Chart and figure data —
## begin

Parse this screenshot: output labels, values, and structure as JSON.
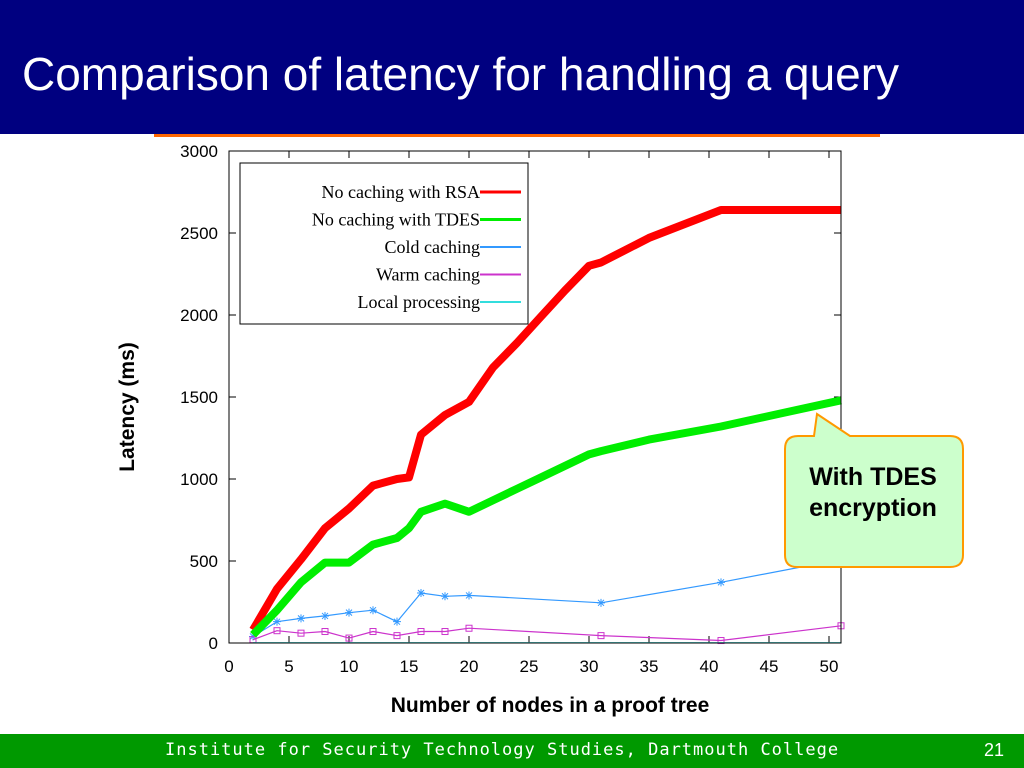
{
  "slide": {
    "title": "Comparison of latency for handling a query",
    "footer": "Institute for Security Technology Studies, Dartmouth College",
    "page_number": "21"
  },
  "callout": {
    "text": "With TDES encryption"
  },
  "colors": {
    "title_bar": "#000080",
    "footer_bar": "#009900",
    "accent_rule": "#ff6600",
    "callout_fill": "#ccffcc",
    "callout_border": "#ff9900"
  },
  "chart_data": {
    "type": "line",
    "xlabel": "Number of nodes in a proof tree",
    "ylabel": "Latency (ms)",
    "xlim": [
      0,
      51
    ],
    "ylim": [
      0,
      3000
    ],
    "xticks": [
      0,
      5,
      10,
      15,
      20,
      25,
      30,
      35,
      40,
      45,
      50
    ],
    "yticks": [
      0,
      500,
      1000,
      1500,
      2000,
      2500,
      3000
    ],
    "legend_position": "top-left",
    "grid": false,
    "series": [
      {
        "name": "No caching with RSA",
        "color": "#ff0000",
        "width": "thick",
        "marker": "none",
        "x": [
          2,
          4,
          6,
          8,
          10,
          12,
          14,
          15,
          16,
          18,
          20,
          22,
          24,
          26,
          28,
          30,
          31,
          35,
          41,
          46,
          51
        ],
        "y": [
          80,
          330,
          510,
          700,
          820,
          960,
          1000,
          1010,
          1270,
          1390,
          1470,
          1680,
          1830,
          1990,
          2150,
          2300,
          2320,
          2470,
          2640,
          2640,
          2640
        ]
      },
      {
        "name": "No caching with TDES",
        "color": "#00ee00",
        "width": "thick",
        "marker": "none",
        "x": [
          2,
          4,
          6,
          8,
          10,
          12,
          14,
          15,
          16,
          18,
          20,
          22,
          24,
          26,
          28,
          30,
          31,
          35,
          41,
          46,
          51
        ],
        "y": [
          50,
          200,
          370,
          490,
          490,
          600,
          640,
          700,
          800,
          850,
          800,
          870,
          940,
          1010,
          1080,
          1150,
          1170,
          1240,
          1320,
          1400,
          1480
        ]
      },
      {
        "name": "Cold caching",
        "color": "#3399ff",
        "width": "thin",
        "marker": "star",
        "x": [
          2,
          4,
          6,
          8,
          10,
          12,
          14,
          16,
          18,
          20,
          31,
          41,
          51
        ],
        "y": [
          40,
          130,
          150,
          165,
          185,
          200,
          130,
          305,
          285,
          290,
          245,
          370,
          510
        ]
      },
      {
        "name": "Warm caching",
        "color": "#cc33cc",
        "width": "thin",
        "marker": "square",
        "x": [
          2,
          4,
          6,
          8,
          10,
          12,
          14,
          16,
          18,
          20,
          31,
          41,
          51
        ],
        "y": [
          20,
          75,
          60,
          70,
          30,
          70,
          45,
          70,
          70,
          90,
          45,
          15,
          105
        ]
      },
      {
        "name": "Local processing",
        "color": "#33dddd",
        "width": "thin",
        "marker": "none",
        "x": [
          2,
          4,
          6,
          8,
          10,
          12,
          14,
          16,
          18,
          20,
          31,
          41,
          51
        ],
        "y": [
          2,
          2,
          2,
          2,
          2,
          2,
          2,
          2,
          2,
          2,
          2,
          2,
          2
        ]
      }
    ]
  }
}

## end

Aim of the task —
Track down every line of the material containing the string "TDES", and copy it.

Output for this task —
    "text": "With TDES encryption"
        "name": "No caching with TDES",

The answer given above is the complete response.